Job
Search the records for "packages". Copy every line where it appears.
==== Input data
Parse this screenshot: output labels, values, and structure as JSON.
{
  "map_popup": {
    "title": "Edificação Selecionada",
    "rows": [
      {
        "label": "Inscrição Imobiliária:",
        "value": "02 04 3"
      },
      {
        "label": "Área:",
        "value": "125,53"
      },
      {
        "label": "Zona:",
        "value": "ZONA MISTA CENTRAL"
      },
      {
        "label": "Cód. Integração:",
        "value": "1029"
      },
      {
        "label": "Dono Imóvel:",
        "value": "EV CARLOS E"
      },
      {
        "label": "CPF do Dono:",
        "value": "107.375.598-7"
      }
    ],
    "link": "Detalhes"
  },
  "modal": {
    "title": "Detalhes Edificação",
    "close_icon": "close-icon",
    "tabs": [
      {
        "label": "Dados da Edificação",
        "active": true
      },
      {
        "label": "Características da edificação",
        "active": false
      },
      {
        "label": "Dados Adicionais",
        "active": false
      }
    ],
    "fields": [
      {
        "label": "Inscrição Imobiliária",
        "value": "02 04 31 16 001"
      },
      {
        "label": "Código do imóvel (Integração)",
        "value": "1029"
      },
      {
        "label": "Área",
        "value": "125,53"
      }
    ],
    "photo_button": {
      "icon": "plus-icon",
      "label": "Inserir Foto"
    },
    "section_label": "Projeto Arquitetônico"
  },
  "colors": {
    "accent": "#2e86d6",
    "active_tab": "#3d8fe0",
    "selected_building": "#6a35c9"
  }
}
========
==== Input data
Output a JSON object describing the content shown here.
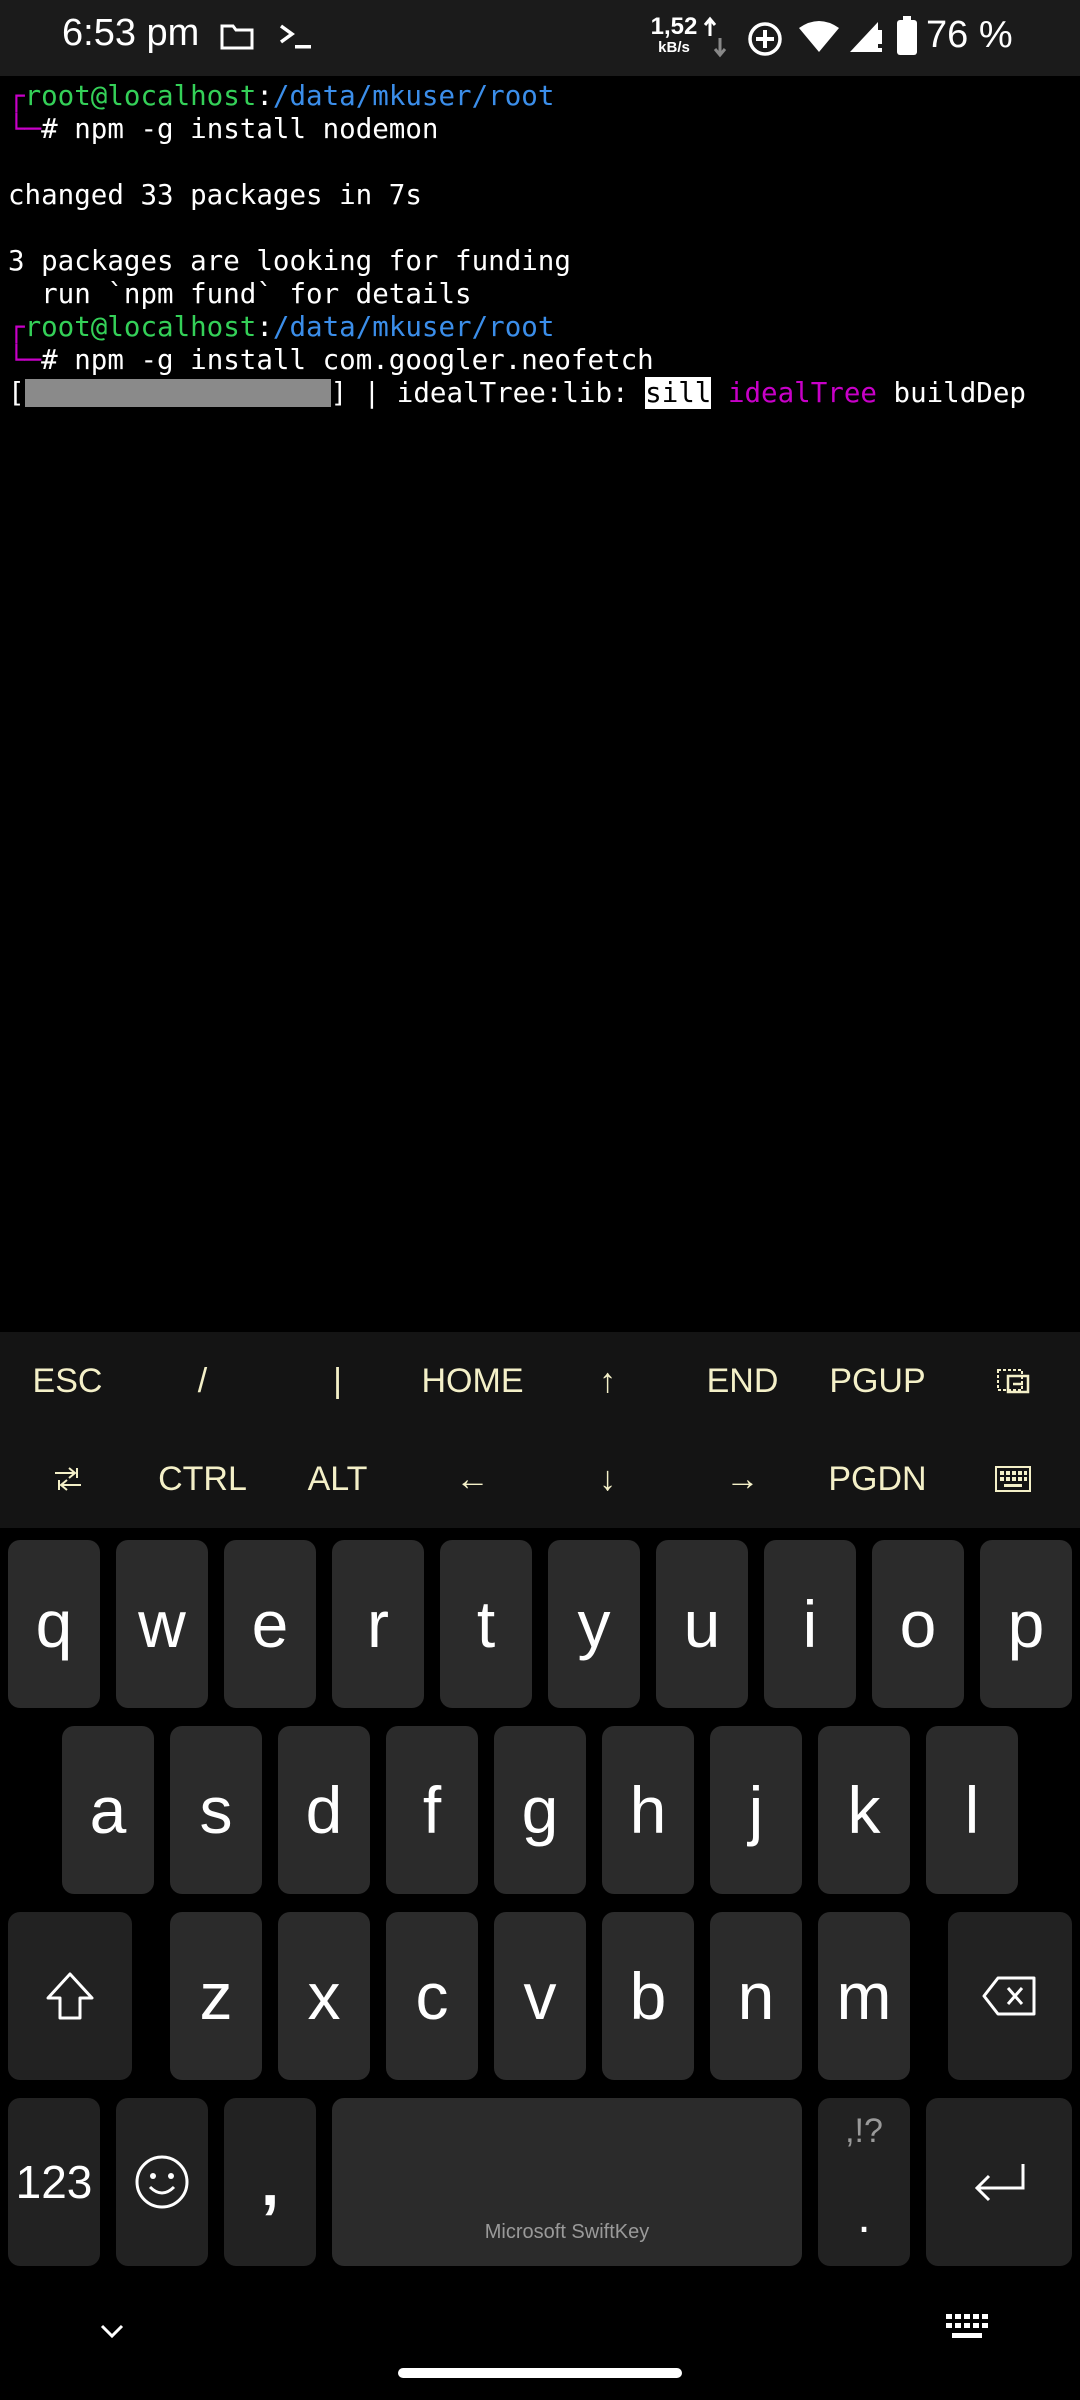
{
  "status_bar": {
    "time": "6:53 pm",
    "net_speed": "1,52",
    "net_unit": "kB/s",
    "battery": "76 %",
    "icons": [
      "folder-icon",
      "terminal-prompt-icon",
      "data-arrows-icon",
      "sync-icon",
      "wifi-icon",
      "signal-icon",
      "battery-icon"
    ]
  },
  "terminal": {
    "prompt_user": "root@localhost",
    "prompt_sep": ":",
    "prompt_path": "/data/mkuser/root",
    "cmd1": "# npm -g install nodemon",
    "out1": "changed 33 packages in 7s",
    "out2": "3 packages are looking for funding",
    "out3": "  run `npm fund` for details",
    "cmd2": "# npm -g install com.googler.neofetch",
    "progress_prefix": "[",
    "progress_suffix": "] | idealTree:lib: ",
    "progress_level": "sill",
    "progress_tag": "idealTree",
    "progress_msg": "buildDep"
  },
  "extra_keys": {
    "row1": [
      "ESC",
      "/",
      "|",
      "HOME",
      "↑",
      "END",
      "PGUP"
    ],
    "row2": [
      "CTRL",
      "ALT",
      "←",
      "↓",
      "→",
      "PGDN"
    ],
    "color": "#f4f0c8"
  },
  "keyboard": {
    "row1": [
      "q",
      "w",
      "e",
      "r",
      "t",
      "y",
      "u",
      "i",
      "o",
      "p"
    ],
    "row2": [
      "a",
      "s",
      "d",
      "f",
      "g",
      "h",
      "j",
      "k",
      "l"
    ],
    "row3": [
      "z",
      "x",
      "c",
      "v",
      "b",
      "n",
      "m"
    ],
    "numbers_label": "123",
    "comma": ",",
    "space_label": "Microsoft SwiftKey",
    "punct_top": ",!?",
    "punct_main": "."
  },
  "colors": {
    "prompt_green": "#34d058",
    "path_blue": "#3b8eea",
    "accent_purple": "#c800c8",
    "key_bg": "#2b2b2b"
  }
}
========
Problem solution
    "out1": "changed 33 packages in 7s",
    "out2": "3 packages are looking for funding",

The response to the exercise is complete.